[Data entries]
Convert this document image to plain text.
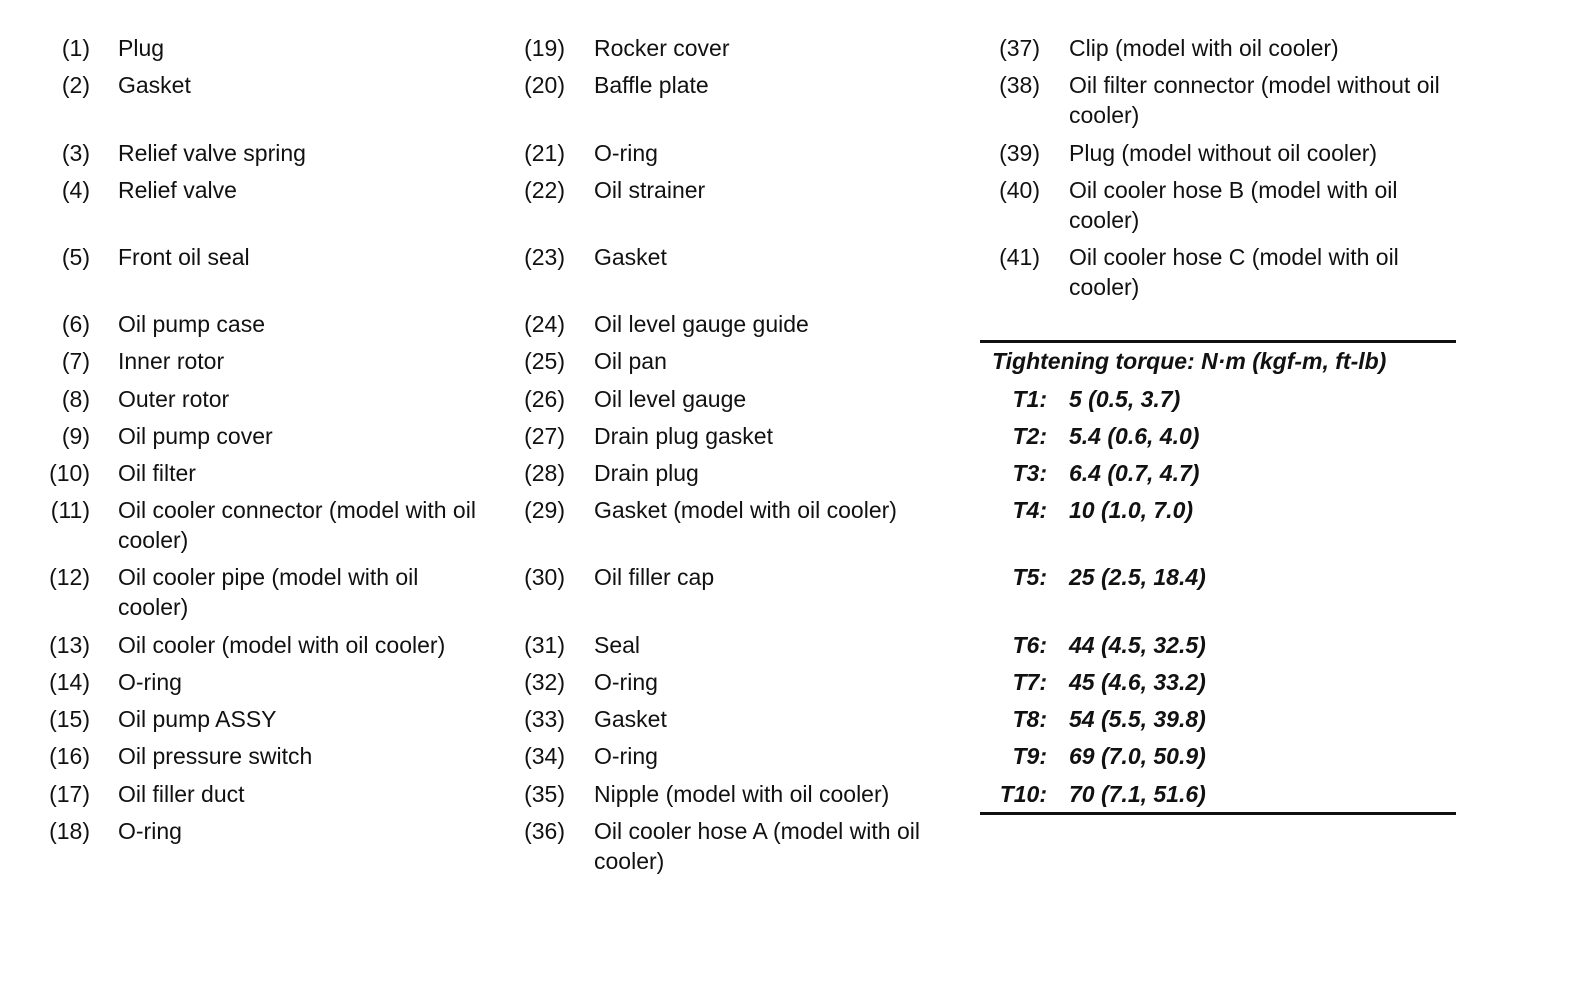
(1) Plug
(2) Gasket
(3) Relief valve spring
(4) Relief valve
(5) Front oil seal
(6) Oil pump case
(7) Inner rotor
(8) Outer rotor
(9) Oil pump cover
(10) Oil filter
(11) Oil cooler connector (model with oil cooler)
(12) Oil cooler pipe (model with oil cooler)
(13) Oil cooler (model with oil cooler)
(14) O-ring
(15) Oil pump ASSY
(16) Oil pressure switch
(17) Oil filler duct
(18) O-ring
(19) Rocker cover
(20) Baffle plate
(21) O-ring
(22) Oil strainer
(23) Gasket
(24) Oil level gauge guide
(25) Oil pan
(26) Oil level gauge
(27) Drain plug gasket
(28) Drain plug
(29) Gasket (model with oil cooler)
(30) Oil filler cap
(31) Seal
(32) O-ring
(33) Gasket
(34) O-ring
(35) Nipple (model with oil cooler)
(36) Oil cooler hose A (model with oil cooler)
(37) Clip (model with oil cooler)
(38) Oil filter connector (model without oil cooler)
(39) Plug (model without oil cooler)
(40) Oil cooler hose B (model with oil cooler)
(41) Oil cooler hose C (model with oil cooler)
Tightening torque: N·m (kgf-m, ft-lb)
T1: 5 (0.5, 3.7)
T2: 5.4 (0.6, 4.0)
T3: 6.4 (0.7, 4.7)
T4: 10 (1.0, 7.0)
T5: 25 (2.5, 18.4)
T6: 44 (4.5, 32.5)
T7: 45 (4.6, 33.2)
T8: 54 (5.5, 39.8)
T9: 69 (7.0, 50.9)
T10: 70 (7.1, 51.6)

Aim of the exercise: Copy out every line holding the string "valve".

Correct result:
(3) Relief valve spring
(4) Relief valve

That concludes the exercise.